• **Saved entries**
-- BEGIN --
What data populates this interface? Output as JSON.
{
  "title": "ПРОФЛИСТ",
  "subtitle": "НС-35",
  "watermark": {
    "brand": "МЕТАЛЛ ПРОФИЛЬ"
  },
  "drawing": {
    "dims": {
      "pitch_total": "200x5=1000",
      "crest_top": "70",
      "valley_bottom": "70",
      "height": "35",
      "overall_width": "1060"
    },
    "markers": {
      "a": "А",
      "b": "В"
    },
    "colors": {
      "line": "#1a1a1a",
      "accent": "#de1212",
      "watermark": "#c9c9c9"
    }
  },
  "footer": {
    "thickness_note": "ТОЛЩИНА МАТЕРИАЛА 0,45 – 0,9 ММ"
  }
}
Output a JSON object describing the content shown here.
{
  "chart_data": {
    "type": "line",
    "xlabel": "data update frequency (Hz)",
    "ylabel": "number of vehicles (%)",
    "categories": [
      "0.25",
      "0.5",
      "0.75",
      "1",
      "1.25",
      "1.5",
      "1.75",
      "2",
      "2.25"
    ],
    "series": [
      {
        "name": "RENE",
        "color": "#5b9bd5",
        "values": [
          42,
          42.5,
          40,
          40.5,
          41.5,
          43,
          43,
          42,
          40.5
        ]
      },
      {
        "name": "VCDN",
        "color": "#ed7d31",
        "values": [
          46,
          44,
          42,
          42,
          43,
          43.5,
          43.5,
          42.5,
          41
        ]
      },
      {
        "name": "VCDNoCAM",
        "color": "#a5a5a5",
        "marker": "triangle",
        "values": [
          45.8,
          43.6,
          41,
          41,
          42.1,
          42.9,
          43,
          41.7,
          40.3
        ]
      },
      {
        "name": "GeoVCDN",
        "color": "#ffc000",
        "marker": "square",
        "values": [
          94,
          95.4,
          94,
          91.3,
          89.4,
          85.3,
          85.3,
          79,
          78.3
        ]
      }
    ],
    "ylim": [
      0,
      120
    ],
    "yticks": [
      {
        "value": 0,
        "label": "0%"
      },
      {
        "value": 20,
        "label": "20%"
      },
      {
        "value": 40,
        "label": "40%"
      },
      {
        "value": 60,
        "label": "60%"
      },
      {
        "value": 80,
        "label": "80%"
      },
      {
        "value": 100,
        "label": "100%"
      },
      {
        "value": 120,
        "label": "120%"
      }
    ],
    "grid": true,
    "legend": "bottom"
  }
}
-- END --
• **The exercise**
Write down every line of the data exactly as it appears above.

• **Response to this exercise**
What data populates this interface? Output as JSON.
{
  "title": "ПРОФЛИСТ",
  "subtitle": "НС-35",
  "watermark": {
    "brand": "МЕТАЛЛ ПРОФИЛЬ"
  },
  "drawing": {
    "dims": {
      "pitch_total": "200x5=1000",
      "crest_top": "70",
      "valley_bottom": "70",
      "height": "35",
      "overall_width": "1060"
    },
    "markers": {
      "a": "А",
      "b": "В"
    },
    "colors": {
      "line": "#1a1a1a",
      "accent": "#de1212",
      "watermark": "#c9c9c9"
    }
  },
  "footer": {
    "thickness_note": "ТОЛЩИНА МАТЕРИАЛА 0,45 – 0,9 ММ"
  }
}
Output a JSON object describing the content shown here.
{
  "chart_data": {
    "type": "line",
    "xlabel": "data update frequency (Hz)",
    "ylabel": "number of vehicles (%)",
    "categories": [
      "0.25",
      "0.5",
      "0.75",
      "1",
      "1.25",
      "1.5",
      "1.75",
      "2",
      "2.25"
    ],
    "series": [
      {
        "name": "RENE",
        "color": "#5b9bd5",
        "values": [
          42,
          42.5,
          40,
          40.5,
          41.5,
          43,
          43,
          42,
          40.5
        ]
      },
      {
        "name": "VCDN",
        "color": "#ed7d31",
        "values": [
          46,
          44,
          42,
          42,
          43,
          43.5,
          43.5,
          42.5,
          41
        ]
      },
      {
        "name": "VCDNoCAM",
        "color": "#a5a5a5",
        "marker": "triangle",
        "values": [
          45.8,
          43.6,
          41,
          41,
          42.1,
          42.9,
          43,
          41.7,
          40.3
        ]
      },
      {
        "name": "GeoVCDN",
        "color": "#ffc000",
        "marker": "square",
        "values": [
          94,
          95.4,
          94,
          91.3,
          89.4,
          85.3,
          85.3,
          79,
          78.3
        ]
      }
    ],
    "ylim": [
      0,
      120
    ],
    "yticks": [
      {
        "value": 0,
        "label": "0%"
      },
      {
        "value": 20,
        "label": "20%"
      },
      {
        "value": 40,
        "label": "40%"
      },
      {
        "value": 60,
        "label": "60%"
      },
      {
        "value": 80,
        "label": "80%"
      },
      {
        "value": 100,
        "label": "100%"
      },
      {
        "value": 120,
        "label": "120%"
      }
    ],
    "grid": true,
    "legend": "bottom"
  }
}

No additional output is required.